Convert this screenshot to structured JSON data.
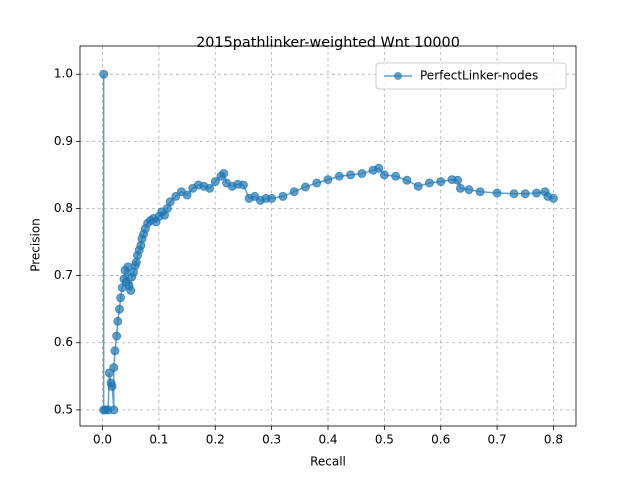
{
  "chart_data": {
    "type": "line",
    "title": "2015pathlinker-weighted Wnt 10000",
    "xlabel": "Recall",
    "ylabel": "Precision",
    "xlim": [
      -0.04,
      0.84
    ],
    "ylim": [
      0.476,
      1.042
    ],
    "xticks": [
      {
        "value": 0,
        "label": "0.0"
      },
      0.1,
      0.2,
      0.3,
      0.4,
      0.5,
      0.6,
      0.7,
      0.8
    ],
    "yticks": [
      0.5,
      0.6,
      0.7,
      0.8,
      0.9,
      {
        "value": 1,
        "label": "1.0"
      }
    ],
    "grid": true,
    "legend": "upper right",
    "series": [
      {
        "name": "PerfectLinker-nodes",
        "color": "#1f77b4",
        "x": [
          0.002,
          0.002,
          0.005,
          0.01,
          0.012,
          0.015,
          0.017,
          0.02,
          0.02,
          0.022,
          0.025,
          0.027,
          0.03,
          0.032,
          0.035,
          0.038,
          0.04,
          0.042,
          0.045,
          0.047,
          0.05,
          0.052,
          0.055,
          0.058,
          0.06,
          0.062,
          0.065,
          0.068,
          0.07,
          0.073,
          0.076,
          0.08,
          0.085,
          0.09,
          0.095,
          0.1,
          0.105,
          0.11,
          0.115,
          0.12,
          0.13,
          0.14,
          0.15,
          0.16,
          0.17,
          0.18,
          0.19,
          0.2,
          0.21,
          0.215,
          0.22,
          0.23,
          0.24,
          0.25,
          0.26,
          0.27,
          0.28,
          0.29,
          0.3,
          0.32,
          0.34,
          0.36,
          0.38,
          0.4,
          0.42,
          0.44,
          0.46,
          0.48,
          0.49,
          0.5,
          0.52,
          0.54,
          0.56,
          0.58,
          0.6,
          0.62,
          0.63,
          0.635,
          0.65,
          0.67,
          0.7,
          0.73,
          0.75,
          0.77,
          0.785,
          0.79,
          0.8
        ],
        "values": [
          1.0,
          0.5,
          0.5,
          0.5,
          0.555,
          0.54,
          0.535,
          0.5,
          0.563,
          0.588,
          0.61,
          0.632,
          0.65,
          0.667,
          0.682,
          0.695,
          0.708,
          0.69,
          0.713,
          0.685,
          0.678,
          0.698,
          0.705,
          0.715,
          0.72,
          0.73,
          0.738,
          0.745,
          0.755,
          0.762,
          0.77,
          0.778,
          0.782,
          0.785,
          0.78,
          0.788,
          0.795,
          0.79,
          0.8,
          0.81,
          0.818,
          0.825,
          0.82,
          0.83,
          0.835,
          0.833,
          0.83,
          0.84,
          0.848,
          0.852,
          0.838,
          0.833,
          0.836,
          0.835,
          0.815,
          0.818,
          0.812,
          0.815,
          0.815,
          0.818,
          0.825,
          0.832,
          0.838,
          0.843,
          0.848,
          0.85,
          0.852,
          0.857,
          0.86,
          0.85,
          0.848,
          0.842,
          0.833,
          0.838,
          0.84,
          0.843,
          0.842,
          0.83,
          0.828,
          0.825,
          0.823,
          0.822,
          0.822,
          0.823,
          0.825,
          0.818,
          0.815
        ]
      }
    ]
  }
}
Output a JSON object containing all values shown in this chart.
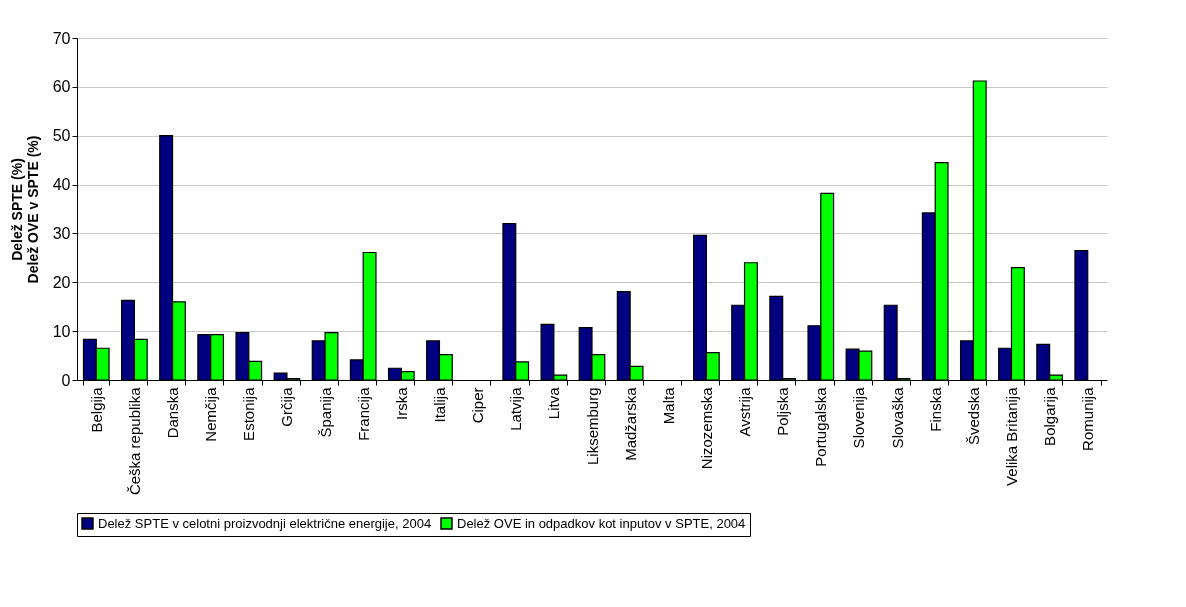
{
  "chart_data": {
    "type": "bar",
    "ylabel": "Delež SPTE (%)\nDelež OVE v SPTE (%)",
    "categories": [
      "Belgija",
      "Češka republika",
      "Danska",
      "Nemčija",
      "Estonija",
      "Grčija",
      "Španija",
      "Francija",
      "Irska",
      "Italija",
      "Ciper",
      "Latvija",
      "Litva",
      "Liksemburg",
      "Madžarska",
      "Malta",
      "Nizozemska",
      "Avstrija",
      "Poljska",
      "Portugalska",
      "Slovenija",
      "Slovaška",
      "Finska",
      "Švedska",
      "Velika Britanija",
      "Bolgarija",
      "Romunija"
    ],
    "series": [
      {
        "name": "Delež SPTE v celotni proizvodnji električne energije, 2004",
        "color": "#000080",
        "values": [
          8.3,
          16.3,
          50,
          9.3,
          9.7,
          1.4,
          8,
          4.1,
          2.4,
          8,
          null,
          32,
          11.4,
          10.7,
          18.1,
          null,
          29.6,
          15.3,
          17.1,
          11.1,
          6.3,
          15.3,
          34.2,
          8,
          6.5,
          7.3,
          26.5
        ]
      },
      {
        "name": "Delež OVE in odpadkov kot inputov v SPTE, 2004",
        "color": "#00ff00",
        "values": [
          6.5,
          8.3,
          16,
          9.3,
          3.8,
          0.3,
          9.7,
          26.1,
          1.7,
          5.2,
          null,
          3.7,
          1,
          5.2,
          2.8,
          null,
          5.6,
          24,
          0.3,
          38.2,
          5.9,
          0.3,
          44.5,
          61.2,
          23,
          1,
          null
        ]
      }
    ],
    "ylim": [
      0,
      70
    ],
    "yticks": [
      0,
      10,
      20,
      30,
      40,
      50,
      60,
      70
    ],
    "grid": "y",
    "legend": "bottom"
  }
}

→ Description of the task:
Leave out the pictures, and give all the records again exactly.

→ Full answer:
Convert this screenshot to structured JSON data.
{
  "chart_data": {
    "type": "line",
    "title": "2015pathlinker-weighted Wnt 10000",
    "xlabel": "Recall",
    "ylabel": "Precision",
    "xlim": [
      -0.04,
      0.84
    ],
    "ylim": [
      0.476,
      1.042
    ],
    "xticks": [
      {
        "value": 0,
        "label": "0.0"
      },
      0.1,
      0.2,
      0.3,
      0.4,
      0.5,
      0.6,
      0.7,
      0.8
    ],
    "yticks": [
      0.5,
      0.6,
      0.7,
      0.8,
      0.9,
      {
        "value": 1,
        "label": "1.0"
      }
    ],
    "grid": true,
    "legend": "upper right",
    "series": [
      {
        "name": "PerfectLinker-nodes",
        "color": "#1f77b4",
        "x": [
          0.002,
          0.002,
          0.005,
          0.01,
          0.012,
          0.015,
          0.017,
          0.02,
          0.02,
          0.022,
          0.025,
          0.027,
          0.03,
          0.032,
          0.035,
          0.038,
          0.04,
          0.042,
          0.045,
          0.047,
          0.05,
          0.052,
          0.055,
          0.058,
          0.06,
          0.062,
          0.065,
          0.068,
          0.07,
          0.073,
          0.076,
          0.08,
          0.085,
          0.09,
          0.095,
          0.1,
          0.105,
          0.11,
          0.115,
          0.12,
          0.13,
          0.14,
          0.15,
          0.16,
          0.17,
          0.18,
          0.19,
          0.2,
          0.21,
          0.215,
          0.22,
          0.23,
          0.24,
          0.25,
          0.26,
          0.27,
          0.28,
          0.29,
          0.3,
          0.32,
          0.34,
          0.36,
          0.38,
          0.4,
          0.42,
          0.44,
          0.46,
          0.48,
          0.49,
          0.5,
          0.52,
          0.54,
          0.56,
          0.58,
          0.6,
          0.62,
          0.63,
          0.635,
          0.65,
          0.67,
          0.7,
          0.73,
          0.75,
          0.77,
          0.785,
          0.79,
          0.8
        ],
        "values": [
          1.0,
          0.5,
          0.5,
          0.5,
          0.555,
          0.54,
          0.535,
          0.5,
          0.563,
          0.588,
          0.61,
          0.632,
          0.65,
          0.667,
          0.682,
          0.695,
          0.708,
          0.69,
          0.713,
          0.685,
          0.678,
          0.698,
          0.705,
          0.715,
          0.72,
          0.73,
          0.738,
          0.745,
          0.755,
          0.762,
          0.77,
          0.778,
          0.782,
          0.785,
          0.78,
          0.788,
          0.795,
          0.79,
          0.8,
          0.81,
          0.818,
          0.825,
          0.82,
          0.83,
          0.835,
          0.833,
          0.83,
          0.84,
          0.848,
          0.852,
          0.838,
          0.833,
          0.836,
          0.835,
          0.815,
          0.818,
          0.812,
          0.815,
          0.815,
          0.818,
          0.825,
          0.832,
          0.838,
          0.843,
          0.848,
          0.85,
          0.852,
          0.857,
          0.86,
          0.85,
          0.848,
          0.842,
          0.833,
          0.838,
          0.84,
          0.843,
          0.842,
          0.83,
          0.828,
          0.825,
          0.823,
          0.822,
          0.822,
          0.823,
          0.825,
          0.818,
          0.815
        ]
      }
    ]
  }
}
Output a JSON object containing all values shown in this chart.
{
  "chart_data": {
    "type": "bar",
    "ylabel": "Delež SPTE (%)\nDelež OVE v SPTE (%)",
    "categories": [
      "Belgija",
      "Češka republika",
      "Danska",
      "Nemčija",
      "Estonija",
      "Grčija",
      "Španija",
      "Francija",
      "Irska",
      "Italija",
      "Ciper",
      "Latvija",
      "Litva",
      "Liksemburg",
      "Madžarska",
      "Malta",
      "Nizozemska",
      "Avstrija",
      "Poljska",
      "Portugalska",
      "Slovenija",
      "Slovaška",
      "Finska",
      "Švedska",
      "Velika Britanija",
      "Bolgarija",
      "Romunija"
    ],
    "series": [
      {
        "name": "Delež SPTE v celotni proizvodnji električne energije, 2004",
        "color": "#000080",
        "values": [
          8.3,
          16.3,
          50,
          9.3,
          9.7,
          1.4,
          8,
          4.1,
          2.4,
          8,
          null,
          32,
          11.4,
          10.7,
          18.1,
          null,
          29.6,
          15.3,
          17.1,
          11.1,
          6.3,
          15.3,
          34.2,
          8,
          6.5,
          7.3,
          26.5
        ]
      },
      {
        "name": "Delež OVE in odpadkov kot inputov v SPTE, 2004",
        "color": "#00ff00",
        "values": [
          6.5,
          8.3,
          16,
          9.3,
          3.8,
          0.3,
          9.7,
          26.1,
          1.7,
          5.2,
          null,
          3.7,
          1,
          5.2,
          2.8,
          null,
          5.6,
          24,
          0.3,
          38.2,
          5.9,
          0.3,
          44.5,
          61.2,
          23,
          1,
          null
        ]
      }
    ],
    "ylim": [
      0,
      70
    ],
    "yticks": [
      0,
      10,
      20,
      30,
      40,
      50,
      60,
      70
    ],
    "grid": "y",
    "legend": "bottom"
  }
}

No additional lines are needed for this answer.